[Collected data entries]
• • •
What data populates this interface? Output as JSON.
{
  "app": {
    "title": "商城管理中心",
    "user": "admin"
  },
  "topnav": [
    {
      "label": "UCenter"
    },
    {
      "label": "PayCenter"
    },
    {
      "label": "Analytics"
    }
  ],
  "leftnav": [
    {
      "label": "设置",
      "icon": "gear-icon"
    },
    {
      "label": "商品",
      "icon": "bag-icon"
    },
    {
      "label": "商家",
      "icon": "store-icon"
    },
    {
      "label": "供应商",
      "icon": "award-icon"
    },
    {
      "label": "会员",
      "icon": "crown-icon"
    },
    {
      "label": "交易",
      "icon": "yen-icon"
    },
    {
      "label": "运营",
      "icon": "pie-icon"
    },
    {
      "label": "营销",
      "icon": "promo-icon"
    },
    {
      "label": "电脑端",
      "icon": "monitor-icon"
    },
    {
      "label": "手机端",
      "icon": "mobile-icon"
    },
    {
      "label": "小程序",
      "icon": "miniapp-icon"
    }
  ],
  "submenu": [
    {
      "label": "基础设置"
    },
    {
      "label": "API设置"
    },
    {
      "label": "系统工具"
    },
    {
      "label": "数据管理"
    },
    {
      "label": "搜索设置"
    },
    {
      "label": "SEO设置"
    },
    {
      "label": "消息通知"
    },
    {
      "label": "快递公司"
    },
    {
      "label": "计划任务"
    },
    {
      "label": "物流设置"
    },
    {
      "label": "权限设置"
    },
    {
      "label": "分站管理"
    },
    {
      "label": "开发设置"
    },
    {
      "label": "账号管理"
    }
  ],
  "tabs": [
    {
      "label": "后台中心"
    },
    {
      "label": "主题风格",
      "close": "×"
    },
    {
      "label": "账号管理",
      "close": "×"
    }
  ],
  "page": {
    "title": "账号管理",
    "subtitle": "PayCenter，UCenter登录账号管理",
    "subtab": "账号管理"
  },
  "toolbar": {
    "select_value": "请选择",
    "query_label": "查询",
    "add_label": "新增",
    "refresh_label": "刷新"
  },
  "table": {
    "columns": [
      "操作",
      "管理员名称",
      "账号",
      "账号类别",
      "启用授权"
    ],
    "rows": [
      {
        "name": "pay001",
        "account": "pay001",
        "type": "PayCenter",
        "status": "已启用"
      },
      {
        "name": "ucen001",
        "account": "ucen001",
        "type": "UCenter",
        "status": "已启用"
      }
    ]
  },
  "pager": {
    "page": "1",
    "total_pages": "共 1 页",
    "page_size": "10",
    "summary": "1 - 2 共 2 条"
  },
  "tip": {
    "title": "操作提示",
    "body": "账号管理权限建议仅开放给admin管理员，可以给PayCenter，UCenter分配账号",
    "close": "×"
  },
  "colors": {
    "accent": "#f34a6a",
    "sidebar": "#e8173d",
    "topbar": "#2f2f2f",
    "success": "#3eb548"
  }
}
• • •
GIVEN EXERCISE: Every entry must be output again, exactly as written above.

TASK OUTPUT:
What data populates this interface? Output as JSON.
{
  "app": {
    "title": "商城管理中心",
    "user": "admin"
  },
  "topnav": [
    {
      "label": "UCenter"
    },
    {
      "label": "PayCenter"
    },
    {
      "label": "Analytics"
    }
  ],
  "leftnav": [
    {
      "label": "设置",
      "icon": "gear-icon"
    },
    {
      "label": "商品",
      "icon": "bag-icon"
    },
    {
      "label": "商家",
      "icon": "store-icon"
    },
    {
      "label": "供应商",
      "icon": "award-icon"
    },
    {
      "label": "会员",
      "icon": "crown-icon"
    },
    {
      "label": "交易",
      "icon": "yen-icon"
    },
    {
      "label": "运营",
      "icon": "pie-icon"
    },
    {
      "label": "营销",
      "icon": "promo-icon"
    },
    {
      "label": "电脑端",
      "icon": "monitor-icon"
    },
    {
      "label": "手机端",
      "icon": "mobile-icon"
    },
    {
      "label": "小程序",
      "icon": "miniapp-icon"
    }
  ],
  "submenu": [
    {
      "label": "基础设置"
    },
    {
      "label": "API设置"
    },
    {
      "label": "系统工具"
    },
    {
      "label": "数据管理"
    },
    {
      "label": "搜索设置"
    },
    {
      "label": "SEO设置"
    },
    {
      "label": "消息通知"
    },
    {
      "label": "快递公司"
    },
    {
      "label": "计划任务"
    },
    {
      "label": "物流设置"
    },
    {
      "label": "权限设置"
    },
    {
      "label": "分站管理"
    },
    {
      "label": "开发设置"
    },
    {
      "label": "账号管理"
    }
  ],
  "tabs": [
    {
      "label": "后台中心"
    },
    {
      "label": "主题风格",
      "close": "×"
    },
    {
      "label": "账号管理",
      "close": "×"
    }
  ],
  "page": {
    "title": "账号管理",
    "subtitle": "PayCenter，UCenter登录账号管理",
    "subtab": "账号管理"
  },
  "toolbar": {
    "select_value": "请选择",
    "query_label": "查询",
    "add_label": "新增",
    "refresh_label": "刷新"
  },
  "table": {
    "columns": [
      "操作",
      "管理员名称",
      "账号",
      "账号类别",
      "启用授权"
    ],
    "rows": [
      {
        "name": "pay001",
        "account": "pay001",
        "type": "PayCenter",
        "status": "已启用"
      },
      {
        "name": "ucen001",
        "account": "ucen001",
        "type": "UCenter",
        "status": "已启用"
      }
    ]
  },
  "pager": {
    "page": "1",
    "total_pages": "共 1 页",
    "page_size": "10",
    "summary": "1 - 2 共 2 条"
  },
  "tip": {
    "title": "操作提示",
    "body": "账号管理权限建议仅开放给admin管理员，可以给PayCenter，UCenter分配账号",
    "close": "×"
  },
  "colors": {
    "accent": "#f34a6a",
    "sidebar": "#e8173d",
    "topbar": "#2f2f2f",
    "success": "#3eb548"
  }
}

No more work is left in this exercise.